>> BEGIN Input material

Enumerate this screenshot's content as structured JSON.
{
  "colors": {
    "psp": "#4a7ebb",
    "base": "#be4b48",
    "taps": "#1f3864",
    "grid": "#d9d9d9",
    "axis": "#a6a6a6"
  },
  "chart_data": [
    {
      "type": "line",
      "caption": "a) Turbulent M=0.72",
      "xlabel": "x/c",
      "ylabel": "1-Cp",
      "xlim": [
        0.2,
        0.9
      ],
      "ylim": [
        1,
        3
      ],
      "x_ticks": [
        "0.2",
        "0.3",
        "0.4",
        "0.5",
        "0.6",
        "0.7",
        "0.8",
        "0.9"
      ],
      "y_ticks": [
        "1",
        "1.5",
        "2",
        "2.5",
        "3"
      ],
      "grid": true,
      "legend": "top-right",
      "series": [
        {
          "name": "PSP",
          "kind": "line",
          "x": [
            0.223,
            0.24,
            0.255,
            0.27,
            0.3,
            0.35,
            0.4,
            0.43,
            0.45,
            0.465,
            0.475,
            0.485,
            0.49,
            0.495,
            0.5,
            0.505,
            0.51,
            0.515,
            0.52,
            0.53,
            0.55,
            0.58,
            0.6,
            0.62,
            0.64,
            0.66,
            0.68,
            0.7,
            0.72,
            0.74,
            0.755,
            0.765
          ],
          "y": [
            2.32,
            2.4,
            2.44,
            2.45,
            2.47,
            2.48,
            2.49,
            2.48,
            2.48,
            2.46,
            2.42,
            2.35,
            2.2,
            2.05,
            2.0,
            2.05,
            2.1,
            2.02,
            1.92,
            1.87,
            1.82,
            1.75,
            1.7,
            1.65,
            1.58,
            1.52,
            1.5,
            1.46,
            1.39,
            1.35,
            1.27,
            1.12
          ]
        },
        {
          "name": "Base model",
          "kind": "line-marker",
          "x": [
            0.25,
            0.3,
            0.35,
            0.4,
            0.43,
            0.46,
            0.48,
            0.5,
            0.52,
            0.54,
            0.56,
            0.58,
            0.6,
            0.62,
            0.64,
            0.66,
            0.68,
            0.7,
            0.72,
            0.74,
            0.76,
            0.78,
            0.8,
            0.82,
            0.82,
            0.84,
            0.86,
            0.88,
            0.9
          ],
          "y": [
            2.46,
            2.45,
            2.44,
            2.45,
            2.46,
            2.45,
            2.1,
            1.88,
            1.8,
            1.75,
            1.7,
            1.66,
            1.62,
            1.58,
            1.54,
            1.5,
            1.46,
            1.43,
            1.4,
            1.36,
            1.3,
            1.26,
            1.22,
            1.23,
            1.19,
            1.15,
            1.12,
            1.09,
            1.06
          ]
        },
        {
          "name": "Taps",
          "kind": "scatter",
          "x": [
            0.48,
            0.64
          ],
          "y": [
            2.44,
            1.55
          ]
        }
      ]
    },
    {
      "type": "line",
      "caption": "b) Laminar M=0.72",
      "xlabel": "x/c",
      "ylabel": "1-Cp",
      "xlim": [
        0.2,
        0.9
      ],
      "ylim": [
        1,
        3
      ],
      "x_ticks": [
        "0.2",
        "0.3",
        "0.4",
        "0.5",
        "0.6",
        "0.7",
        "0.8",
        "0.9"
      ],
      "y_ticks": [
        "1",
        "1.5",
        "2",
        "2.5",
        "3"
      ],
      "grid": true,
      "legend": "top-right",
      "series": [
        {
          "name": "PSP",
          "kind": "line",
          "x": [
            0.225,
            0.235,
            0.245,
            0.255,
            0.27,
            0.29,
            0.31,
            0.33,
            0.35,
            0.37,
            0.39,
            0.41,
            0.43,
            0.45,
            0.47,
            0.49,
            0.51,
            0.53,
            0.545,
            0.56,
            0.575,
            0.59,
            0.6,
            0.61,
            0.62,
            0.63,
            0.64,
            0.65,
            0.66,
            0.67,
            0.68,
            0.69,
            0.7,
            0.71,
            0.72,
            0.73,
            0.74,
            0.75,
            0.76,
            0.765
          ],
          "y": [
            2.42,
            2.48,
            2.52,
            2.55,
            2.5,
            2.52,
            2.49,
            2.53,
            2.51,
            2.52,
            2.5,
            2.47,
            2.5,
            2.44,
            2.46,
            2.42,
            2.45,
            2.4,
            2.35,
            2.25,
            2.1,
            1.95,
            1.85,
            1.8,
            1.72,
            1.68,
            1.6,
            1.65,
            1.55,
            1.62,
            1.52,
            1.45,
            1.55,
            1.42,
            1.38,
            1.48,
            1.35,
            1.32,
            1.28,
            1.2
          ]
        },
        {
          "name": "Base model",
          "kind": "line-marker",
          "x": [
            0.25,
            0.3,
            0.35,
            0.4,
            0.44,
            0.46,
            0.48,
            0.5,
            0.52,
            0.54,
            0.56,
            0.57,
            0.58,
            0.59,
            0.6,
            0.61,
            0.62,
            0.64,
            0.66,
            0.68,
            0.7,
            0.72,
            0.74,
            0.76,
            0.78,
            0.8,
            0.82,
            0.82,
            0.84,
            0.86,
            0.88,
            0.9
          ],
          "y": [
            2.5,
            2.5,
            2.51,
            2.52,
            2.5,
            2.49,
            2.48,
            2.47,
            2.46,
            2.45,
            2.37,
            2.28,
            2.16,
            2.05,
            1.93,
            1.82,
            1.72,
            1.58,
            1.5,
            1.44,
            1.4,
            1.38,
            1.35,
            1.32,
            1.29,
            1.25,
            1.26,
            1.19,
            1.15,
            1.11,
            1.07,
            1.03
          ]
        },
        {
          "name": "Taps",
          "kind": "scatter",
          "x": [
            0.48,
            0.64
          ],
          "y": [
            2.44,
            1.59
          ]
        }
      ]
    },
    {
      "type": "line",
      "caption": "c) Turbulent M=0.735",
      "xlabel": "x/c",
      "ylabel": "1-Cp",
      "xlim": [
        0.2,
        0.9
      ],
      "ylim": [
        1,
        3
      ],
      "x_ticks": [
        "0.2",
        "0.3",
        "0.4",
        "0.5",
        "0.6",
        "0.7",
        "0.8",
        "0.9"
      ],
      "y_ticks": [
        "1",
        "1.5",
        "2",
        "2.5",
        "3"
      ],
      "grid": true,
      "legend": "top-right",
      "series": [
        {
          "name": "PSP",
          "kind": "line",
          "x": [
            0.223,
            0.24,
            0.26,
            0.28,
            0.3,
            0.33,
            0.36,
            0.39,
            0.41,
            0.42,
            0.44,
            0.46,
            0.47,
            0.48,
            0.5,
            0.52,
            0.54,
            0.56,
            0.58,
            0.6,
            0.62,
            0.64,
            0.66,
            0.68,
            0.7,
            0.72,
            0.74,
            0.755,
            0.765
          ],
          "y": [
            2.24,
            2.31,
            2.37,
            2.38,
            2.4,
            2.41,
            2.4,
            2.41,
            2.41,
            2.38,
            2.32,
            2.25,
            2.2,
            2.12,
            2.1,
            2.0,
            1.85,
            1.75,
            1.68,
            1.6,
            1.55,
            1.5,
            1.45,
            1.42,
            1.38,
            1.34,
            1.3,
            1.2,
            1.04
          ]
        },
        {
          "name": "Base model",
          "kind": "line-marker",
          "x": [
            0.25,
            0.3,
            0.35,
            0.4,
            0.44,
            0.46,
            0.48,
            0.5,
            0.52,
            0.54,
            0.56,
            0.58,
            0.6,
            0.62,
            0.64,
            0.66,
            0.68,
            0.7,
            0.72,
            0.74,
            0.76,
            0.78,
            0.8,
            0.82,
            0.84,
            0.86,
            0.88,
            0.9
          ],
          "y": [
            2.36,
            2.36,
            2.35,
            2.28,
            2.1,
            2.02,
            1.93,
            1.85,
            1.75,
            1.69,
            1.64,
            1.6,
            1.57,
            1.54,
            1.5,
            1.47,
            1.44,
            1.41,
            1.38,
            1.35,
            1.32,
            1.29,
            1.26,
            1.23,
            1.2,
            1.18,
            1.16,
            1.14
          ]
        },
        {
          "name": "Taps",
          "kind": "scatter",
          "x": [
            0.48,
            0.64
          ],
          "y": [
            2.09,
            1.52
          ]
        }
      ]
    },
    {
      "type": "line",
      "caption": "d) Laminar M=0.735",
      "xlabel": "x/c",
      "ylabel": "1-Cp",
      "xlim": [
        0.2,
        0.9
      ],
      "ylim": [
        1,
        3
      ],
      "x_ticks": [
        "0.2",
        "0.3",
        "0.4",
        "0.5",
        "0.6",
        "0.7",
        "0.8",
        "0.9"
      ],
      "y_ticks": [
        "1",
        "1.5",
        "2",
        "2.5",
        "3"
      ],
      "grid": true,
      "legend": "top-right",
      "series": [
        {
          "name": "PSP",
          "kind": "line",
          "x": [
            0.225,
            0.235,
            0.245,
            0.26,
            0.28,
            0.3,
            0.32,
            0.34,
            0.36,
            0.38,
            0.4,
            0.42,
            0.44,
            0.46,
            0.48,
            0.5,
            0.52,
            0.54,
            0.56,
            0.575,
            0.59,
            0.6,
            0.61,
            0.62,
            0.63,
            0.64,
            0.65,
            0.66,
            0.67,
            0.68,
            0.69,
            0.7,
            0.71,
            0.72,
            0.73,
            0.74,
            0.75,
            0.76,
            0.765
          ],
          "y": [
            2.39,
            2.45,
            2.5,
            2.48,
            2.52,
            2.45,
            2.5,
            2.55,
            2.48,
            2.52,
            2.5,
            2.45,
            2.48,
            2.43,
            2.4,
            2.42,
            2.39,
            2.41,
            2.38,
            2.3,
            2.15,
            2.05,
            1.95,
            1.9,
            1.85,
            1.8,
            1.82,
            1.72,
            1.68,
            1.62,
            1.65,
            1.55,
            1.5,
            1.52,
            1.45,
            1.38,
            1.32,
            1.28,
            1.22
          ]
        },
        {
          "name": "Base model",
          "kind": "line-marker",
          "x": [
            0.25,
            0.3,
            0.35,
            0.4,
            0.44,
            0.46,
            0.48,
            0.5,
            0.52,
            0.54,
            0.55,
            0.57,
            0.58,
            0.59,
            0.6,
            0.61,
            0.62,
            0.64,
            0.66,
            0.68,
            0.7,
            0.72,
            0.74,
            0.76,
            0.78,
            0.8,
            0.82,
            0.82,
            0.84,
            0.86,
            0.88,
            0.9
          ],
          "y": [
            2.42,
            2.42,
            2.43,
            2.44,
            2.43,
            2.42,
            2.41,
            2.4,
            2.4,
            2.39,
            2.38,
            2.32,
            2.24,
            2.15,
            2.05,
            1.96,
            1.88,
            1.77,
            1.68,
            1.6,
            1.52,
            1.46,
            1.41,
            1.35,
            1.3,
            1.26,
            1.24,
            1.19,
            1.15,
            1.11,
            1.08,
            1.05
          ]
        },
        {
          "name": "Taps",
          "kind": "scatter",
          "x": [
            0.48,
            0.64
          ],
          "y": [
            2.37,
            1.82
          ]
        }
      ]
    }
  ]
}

>> END Input material

§ Task to complete
In the records above, collect each line with "Turbulent".

§ Exercise answer
      "caption": "a) Turbulent M=0.72",
      "caption": "c) Turbulent M=0.735",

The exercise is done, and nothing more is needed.